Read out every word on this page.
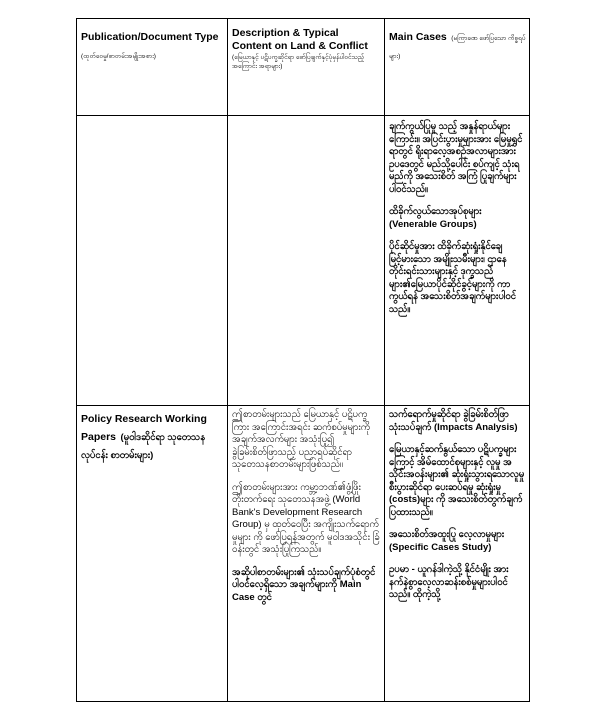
Publication/Document Type (ထုတ်ဝေမှု/စာတမ်းအမျိုးအစား)
Description & Typical Content on Land & Conflict
(မြေယာနှင့် ပဋိပက္ခဆိုင်ရာ ဖော်ပြချက်နှင့်ပုံမှန်ပါဝင်သည့် အကြောင်း အရာများ)
Main Cases (မကြာခဏ ဖော်ပြသော ကိစ္စရပ်များ)

ချက်ကွယ်ပြုမှု သည့် အနှုန်ရာယ်များကြောင်း။ အပြင်းပွားမှုများအား မြေမှုရွှင်ရာတွင် ရိုးရာလေ့အစဉ်အလာများအား ဥပဒေတွင် မည်သို့ပေါင်း စပ်ကျင့် သုံးရမည်ကို အသေးစိတ် အကြံ ပြုချက်များပါဝင်သည်။

ထိခိုက်လွယ်သောအုပ်စုများ (Venerable Groups)

ပိုင်ဆိုင်မှုအား ထိခိုက်ဆုံးရှုံးနိုင်ချေမြင့်မားသော အမျိုးသမီးများ၊ ဌာနေတိုင်းရင်းသားများနှင့် ဒုက္ခသည်များ၏မြေယာပိုင်ဆိုင်ခွင့်များကို ကာကွယ်ရန် အသေးစိတ်အချက်များပါဝင်သည်။

Policy Research Working Papers (မူဝါဒဆိုင်ရာ သုတေသနလုပ်ငန်း စာတမ်းများ)

ဤစာတမ်းများသည် မြေယာနှင့် ပဋိပက္ခကြား အကြောင်းအရင်း ဆက်စပ်မှုများကို အချက်အလက်များ အသုံးပြု၍ ခွဲခြမ်းစိတ်ဖြာသည့် ပညာရပ်ဆိုင်ရာ သုတေသနစာတမ်းများဖြစ်သည်။

ဤစာတမ်းများအား ကမ္ဘာ့ဘဏ်၏ဖွံ့ဖြိုးတိုးတက်ရေး သုတေသနအဖွဲ့ (World Bank's Development Research Group) မှ ထုတ်ဝေပြီး အကျိုးသက်ရောက်မှုများ ကို ဖော်ပြရန်အတွက် မူဝါဒအသိုင်း ခြံဝန်းတွင် အသုံးပြုကြသည်။

အဆိုပါစာတမ်းများ၏ သုံးသပ်ချက်ပုံစံတွင် ပါဝင်လေ့ရှိသော အချက်များကို Main Case တွင်

သက်ရောက်မှုဆိုင်ရာ ခွဲခြမ်းစိတ်ဖြာသုံးသပ်ချက် (Impacts Analysis)

မြေယာနှင့်ဆက်နွယ်သော ပဋိပက္ခများကြောင့် အိမ်ထောင်စုများနှင့် လူမှု အသိုင်းအဝန်းများ၏ ဆုံးရှုံးသွားရသောလူမှုစီးပွားဆိုင်ရာ ပေးဆပ်ရမှု ဆုံးရှုံးမှု (costs)များ ကို အသေးစိတ်တွက်ချက်ပြထားသည်။

အသေးစိတ်အထူးပြု လေ့လာမှုများ (Specific Cases Study)

ဥပမာ - ယူဂန်ဒါကဲ့သို့ နိုင်ငံမျိုး အား နက်နဲစွာလေ့လာဆန်းစစ်မှုများပါဝင်သည်။ ထိုကဲ့သို့
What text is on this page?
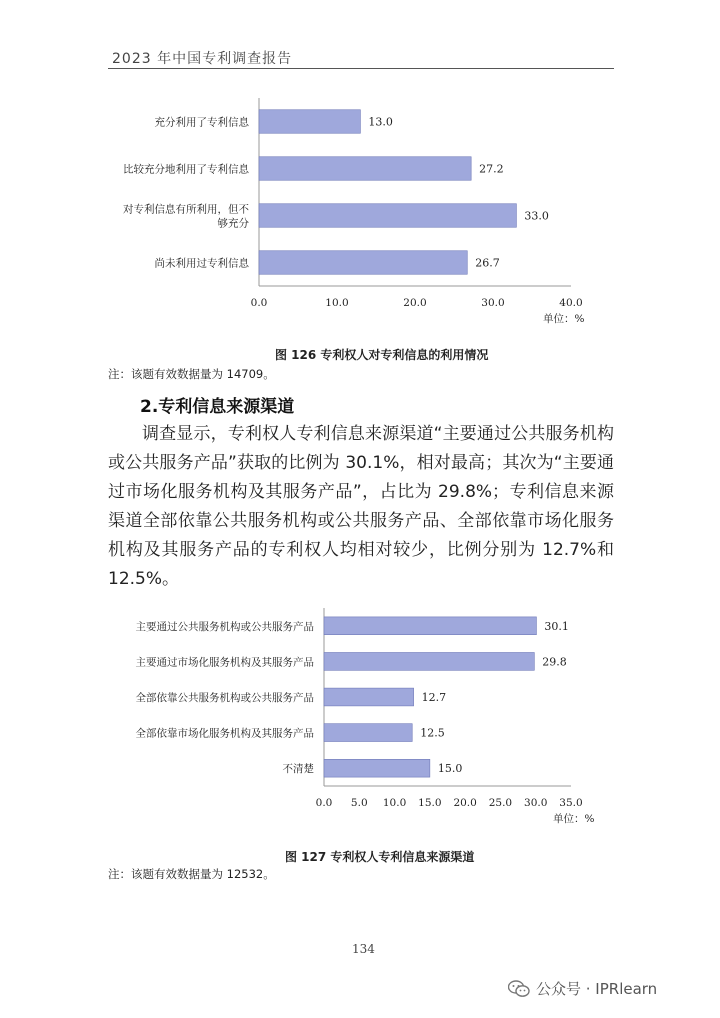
2023 年中国专利调查报告
13.0
充分利用了专利信息
27.2
比较充分地利用了专利信息
33.0
对专利信息有所利用，但不
够充分
26.7
尚未利用过专利信息
0.0	10.0	20.0	30.0	40.0
单位：%
图 126 专利权人对专利信息的利用情况
注：该题有效数据量为 14709。
2.专利信息来源渠道
调查显示，专利权人专利信息来源渠道“主要通过公共服务机构或公共服务产品”获取的比例为 30.1%，相对最高；其次为“主要通过市场化服务机构及其服务产品”，占比为 29.8%；专利信息来源渠道全部依靠公共服务机构或公共服务产品、全部依靠市场化服务机构及其服务产品的专利权人均相对较少，比例分别为 12.7%和 12.5%。
30.1
主要通过公共服务机构或公共服务产品
29.8
主要通过市场化服务机构及其服务产品
12.7
全部依靠公共服务机构或公共服务产品
12.5
全部依靠市场化服务机构及其服务产品
15.0
不清楚
0.0 5.0 10.0 15.0 20.0 25.0 30.0 35.0
单位：%
图 127 专利权人专利信息来源渠道
注：该题有效数据量为 12532。
134
公众号 · IPRlearn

What the exercise asks
Give only the count of lines in which the string "page" appears.

Answer for this exercise
2